**What you should do**
Everything in the data should be repeated exactly, save for the images.

**** Recorded information ****

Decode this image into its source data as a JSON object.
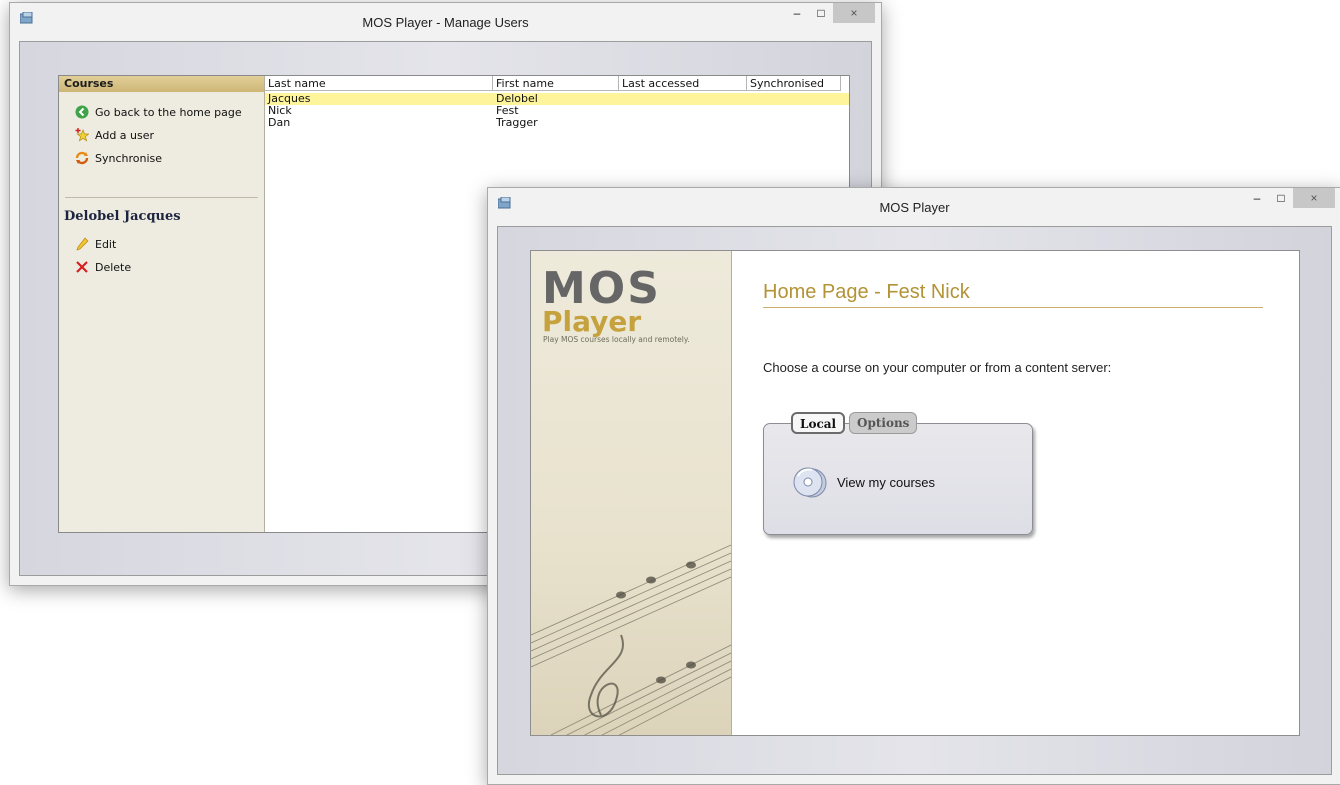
{
  "manage_window": {
    "title": "MOS Player - Manage Users",
    "controls": {
      "minimize": "–",
      "maximize": "□",
      "close": "×"
    },
    "sidebar": {
      "header": "Courses",
      "links": [
        {
          "label": "Go back to the home page",
          "icon": "arrow-left-icon"
        },
        {
          "label": "Add a user",
          "icon": "add-user-icon"
        },
        {
          "label": "Synchronise",
          "icon": "sync-icon"
        }
      ],
      "user_title": "Delobel Jacques",
      "user_actions": [
        {
          "label": "Edit",
          "icon": "pencil-icon"
        },
        {
          "label": "Delete",
          "icon": "delete-icon"
        }
      ]
    },
    "table": {
      "columns": [
        "Last name",
        "First name",
        "Last accessed",
        "Synchronised"
      ],
      "rows": [
        {
          "last": "Jacques",
          "first": "Delobel",
          "accessed": "",
          "sync": "",
          "selected": true
        },
        {
          "last": "Nick",
          "first": "Fest",
          "accessed": "",
          "sync": "",
          "selected": false
        },
        {
          "last": "Dan",
          "first": "Tragger",
          "accessed": "",
          "sync": "",
          "selected": false
        }
      ]
    }
  },
  "home_window": {
    "title": "MOS Player",
    "controls": {
      "minimize": "–",
      "maximize": "□",
      "close": "×"
    },
    "logo": {
      "mos": "MOS",
      "player": "Player",
      "tagline": "Play MOS courses locally and remotely."
    },
    "heading": "Home Page - Fest Nick",
    "prompt": "Choose a course on your computer or from a content server:",
    "tabs": [
      {
        "label": "Local",
        "active": true
      },
      {
        "label": "Options",
        "active": false
      }
    ],
    "view_courses": "View my courses"
  },
  "colors": {
    "accent_gold": "#b39336",
    "selection": "#fdf49b",
    "sidebar_header": "#cdb676"
  }
}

****

**The response**
Decode this image into its source data as a JSON object.
{
  "manage_window": {
    "title": "MOS Player - Manage Users",
    "controls": {
      "minimize": "–",
      "maximize": "□",
      "close": "×"
    },
    "sidebar": {
      "header": "Courses",
      "links": [
        {
          "label": "Go back to the home page",
          "icon": "arrow-left-icon"
        },
        {
          "label": "Add a user",
          "icon": "add-user-icon"
        },
        {
          "label": "Synchronise",
          "icon": "sync-icon"
        }
      ],
      "user_title": "Delobel Jacques",
      "user_actions": [
        {
          "label": "Edit",
          "icon": "pencil-icon"
        },
        {
          "label": "Delete",
          "icon": "delete-icon"
        }
      ]
    },
    "table": {
      "columns": [
        "Last name",
        "First name",
        "Last accessed",
        "Synchronised"
      ],
      "rows": [
        {
          "last": "Jacques",
          "first": "Delobel",
          "accessed": "",
          "sync": "",
          "selected": true
        },
        {
          "last": "Nick",
          "first": "Fest",
          "accessed": "",
          "sync": "",
          "selected": false
        },
        {
          "last": "Dan",
          "first": "Tragger",
          "accessed": "",
          "sync": "",
          "selected": false
        }
      ]
    }
  },
  "home_window": {
    "title": "MOS Player",
    "controls": {
      "minimize": "–",
      "maximize": "□",
      "close": "×"
    },
    "logo": {
      "mos": "MOS",
      "player": "Player",
      "tagline": "Play MOS courses locally and remotely."
    },
    "heading": "Home Page - Fest Nick",
    "prompt": "Choose a course on your computer or from a content server:",
    "tabs": [
      {
        "label": "Local",
        "active": true
      },
      {
        "label": "Options",
        "active": false
      }
    ],
    "view_courses": "View my courses"
  },
  "colors": {
    "accent_gold": "#b39336",
    "selection": "#fdf49b",
    "sidebar_header": "#cdb676"
  }
}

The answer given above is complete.